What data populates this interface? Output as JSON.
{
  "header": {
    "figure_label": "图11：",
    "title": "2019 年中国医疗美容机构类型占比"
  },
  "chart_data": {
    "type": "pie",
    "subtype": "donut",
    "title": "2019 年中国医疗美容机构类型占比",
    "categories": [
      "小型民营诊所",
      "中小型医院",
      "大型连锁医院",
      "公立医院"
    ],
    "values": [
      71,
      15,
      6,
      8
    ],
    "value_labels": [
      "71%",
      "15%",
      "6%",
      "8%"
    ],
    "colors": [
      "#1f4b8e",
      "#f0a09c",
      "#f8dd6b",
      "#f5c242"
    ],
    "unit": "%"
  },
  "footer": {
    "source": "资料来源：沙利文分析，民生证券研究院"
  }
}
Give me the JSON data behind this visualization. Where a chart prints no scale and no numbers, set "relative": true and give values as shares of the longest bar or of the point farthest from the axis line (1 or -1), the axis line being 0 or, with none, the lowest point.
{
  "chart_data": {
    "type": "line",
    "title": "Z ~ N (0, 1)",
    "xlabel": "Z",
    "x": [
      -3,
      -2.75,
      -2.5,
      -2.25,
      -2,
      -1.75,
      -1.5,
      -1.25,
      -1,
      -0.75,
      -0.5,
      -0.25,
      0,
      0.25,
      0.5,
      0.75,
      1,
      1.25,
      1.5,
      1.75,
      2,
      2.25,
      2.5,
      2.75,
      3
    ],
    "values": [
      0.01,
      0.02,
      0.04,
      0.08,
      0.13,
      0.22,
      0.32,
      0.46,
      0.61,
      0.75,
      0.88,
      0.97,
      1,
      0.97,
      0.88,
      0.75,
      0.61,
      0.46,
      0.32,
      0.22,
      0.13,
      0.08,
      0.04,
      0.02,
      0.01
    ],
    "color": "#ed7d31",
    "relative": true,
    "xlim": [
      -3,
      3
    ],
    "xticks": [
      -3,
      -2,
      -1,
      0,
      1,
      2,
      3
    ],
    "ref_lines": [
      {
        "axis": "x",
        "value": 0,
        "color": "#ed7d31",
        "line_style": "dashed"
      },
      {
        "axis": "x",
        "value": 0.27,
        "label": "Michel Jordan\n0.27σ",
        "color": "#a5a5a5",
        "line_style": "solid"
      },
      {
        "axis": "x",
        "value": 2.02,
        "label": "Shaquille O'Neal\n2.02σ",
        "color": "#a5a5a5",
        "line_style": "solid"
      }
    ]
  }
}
------------
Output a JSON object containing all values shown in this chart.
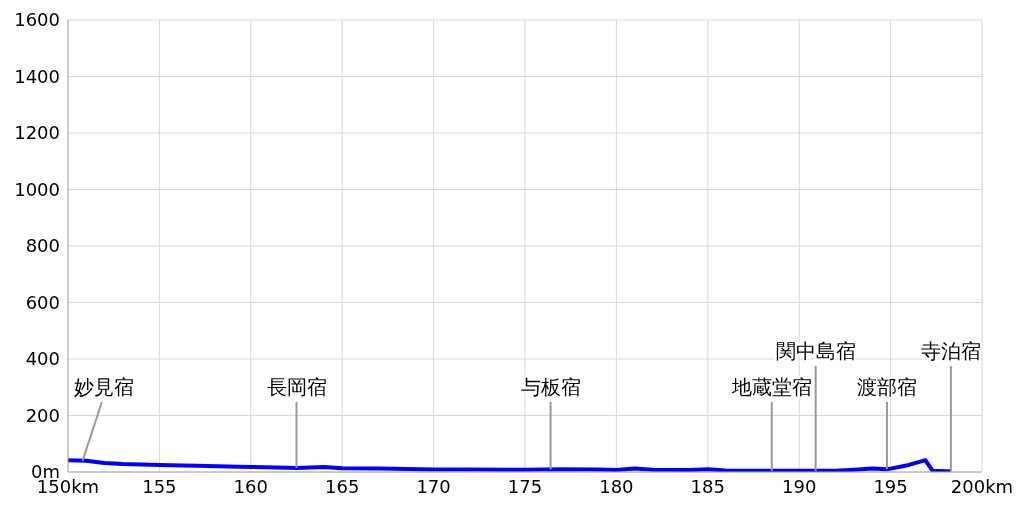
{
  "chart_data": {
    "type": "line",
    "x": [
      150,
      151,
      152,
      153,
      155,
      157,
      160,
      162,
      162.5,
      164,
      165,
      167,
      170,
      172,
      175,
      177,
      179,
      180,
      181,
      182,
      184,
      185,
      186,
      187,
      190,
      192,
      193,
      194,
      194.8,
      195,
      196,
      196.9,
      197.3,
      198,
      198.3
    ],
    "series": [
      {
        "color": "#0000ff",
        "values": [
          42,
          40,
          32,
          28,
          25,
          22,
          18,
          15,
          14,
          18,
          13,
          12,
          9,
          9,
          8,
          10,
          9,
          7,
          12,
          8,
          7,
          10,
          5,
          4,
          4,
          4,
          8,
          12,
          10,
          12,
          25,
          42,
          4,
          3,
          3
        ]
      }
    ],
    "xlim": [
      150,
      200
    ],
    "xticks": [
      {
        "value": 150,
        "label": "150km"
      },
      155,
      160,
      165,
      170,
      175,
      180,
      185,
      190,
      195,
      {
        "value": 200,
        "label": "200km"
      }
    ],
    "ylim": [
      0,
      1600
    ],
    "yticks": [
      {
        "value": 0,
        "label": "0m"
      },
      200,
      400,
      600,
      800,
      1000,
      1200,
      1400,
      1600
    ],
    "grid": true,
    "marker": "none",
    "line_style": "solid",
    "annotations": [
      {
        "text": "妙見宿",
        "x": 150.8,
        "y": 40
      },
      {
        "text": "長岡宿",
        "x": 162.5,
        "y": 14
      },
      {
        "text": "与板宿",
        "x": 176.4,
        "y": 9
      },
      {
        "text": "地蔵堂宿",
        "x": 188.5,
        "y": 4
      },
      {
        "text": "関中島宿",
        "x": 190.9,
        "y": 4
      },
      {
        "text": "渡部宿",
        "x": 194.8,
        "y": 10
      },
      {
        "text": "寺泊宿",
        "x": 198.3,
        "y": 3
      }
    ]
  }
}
------------
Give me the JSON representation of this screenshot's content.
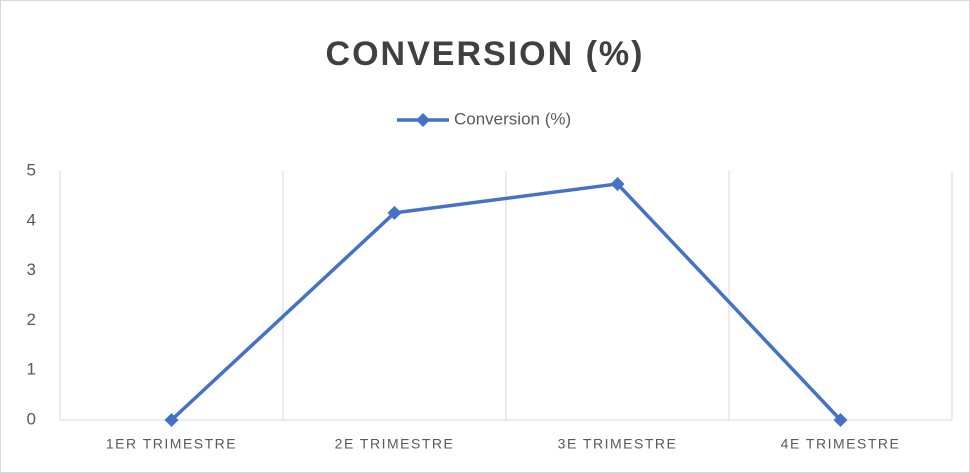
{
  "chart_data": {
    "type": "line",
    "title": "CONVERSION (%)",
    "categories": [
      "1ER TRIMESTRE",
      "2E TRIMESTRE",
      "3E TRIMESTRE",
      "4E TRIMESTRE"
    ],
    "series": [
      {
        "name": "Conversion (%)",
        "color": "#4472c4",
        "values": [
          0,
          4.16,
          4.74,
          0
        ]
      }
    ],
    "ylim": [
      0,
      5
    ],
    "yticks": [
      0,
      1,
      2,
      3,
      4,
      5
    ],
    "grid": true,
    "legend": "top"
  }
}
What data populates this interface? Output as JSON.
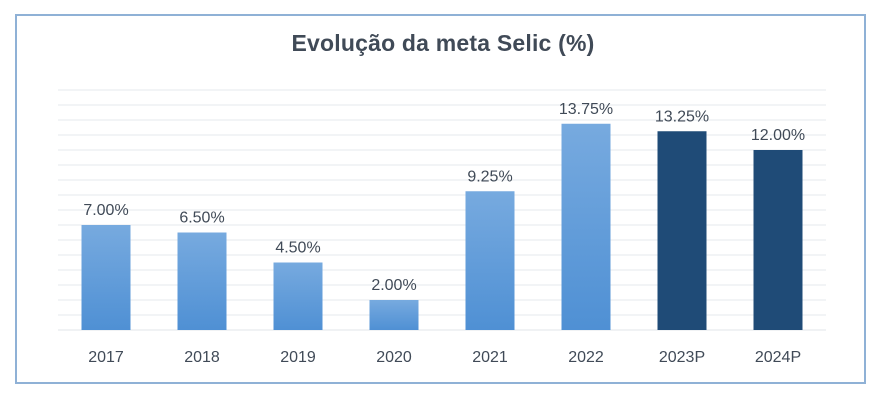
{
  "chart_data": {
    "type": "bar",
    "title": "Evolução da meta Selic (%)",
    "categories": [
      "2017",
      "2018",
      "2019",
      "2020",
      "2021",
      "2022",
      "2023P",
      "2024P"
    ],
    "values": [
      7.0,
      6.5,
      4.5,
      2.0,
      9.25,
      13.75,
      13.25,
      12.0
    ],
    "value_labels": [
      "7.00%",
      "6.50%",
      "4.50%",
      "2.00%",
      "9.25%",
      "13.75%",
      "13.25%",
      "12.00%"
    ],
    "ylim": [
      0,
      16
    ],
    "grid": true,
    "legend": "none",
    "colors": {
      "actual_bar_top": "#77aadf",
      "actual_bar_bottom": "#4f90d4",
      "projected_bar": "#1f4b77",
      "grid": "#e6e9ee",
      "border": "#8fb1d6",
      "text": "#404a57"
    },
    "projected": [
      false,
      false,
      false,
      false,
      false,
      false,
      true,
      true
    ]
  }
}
------------
Count how many lines of the data include the word "none". Your reply should be that number alone.

3